▶ **What to produce**
Repeat the material in full. Keep every line exactly as it is.

▶ **Data records**

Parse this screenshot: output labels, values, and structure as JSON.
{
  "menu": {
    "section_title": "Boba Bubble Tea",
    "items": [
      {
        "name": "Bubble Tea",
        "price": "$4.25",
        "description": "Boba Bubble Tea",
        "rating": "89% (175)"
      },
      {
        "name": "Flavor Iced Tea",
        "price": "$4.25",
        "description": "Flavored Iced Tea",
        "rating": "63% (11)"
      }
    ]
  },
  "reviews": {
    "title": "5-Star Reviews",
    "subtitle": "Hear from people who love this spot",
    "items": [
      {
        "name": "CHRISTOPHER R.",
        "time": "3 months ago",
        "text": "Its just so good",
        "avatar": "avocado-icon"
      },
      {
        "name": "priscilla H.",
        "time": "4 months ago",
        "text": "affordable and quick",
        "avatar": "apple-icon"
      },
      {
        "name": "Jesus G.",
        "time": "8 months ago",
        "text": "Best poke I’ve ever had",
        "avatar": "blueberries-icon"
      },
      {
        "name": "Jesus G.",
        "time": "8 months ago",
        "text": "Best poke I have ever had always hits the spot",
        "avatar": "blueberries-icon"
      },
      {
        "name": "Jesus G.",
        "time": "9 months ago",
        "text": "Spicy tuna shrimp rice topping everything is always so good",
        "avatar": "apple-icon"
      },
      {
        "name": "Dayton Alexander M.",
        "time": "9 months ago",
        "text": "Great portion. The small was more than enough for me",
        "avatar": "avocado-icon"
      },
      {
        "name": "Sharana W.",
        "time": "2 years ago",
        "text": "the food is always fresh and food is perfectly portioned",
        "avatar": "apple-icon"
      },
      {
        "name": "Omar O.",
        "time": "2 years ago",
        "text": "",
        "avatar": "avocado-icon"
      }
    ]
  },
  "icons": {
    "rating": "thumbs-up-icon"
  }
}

▶ **Output of the task**
Parse this screenshot: output labels, values, and structure as JSON.
{
  "menu": {
    "section_title": "Boba Bubble Tea",
    "items": [
      {
        "name": "Bubble Tea",
        "price": "$4.25",
        "description": "Boba Bubble Tea",
        "rating": "89% (175)"
      },
      {
        "name": "Flavor Iced Tea",
        "price": "$4.25",
        "description": "Flavored Iced Tea",
        "rating": "63% (11)"
      }
    ]
  },
  "reviews": {
    "title": "5-Star Reviews",
    "subtitle": "Hear from people who love this spot",
    "items": [
      {
        "name": "CHRISTOPHER R.",
        "time": "3 months ago",
        "text": "Its just so good",
        "avatar": "avocado-icon"
      },
      {
        "name": "priscilla H.",
        "time": "4 months ago",
        "text": "affordable and quick",
        "avatar": "apple-icon"
      },
      {
        "name": "Jesus G.",
        "time": "8 months ago",
        "text": "Best poke I’ve ever had",
        "avatar": "blueberries-icon"
      },
      {
        "name": "Jesus G.",
        "time": "8 months ago",
        "text": "Best poke I have ever had always hits the spot",
        "avatar": "blueberries-icon"
      },
      {
        "name": "Jesus G.",
        "time": "9 months ago",
        "text": "Spicy tuna shrimp rice topping everything is always so good",
        "avatar": "apple-icon"
      },
      {
        "name": "Dayton Alexander M.",
        "time": "9 months ago",
        "text": "Great portion. The small was more than enough for me",
        "avatar": "avocado-icon"
      },
      {
        "name": "Sharana W.",
        "time": "2 years ago",
        "text": "the food is always fresh and food is perfectly portioned",
        "avatar": "apple-icon"
      },
      {
        "name": "Omar O.",
        "time": "2 years ago",
        "text": "",
        "avatar": "avocado-icon"
      }
    ]
  },
  "icons": {
    "rating": "thumbs-up-icon"
  }
}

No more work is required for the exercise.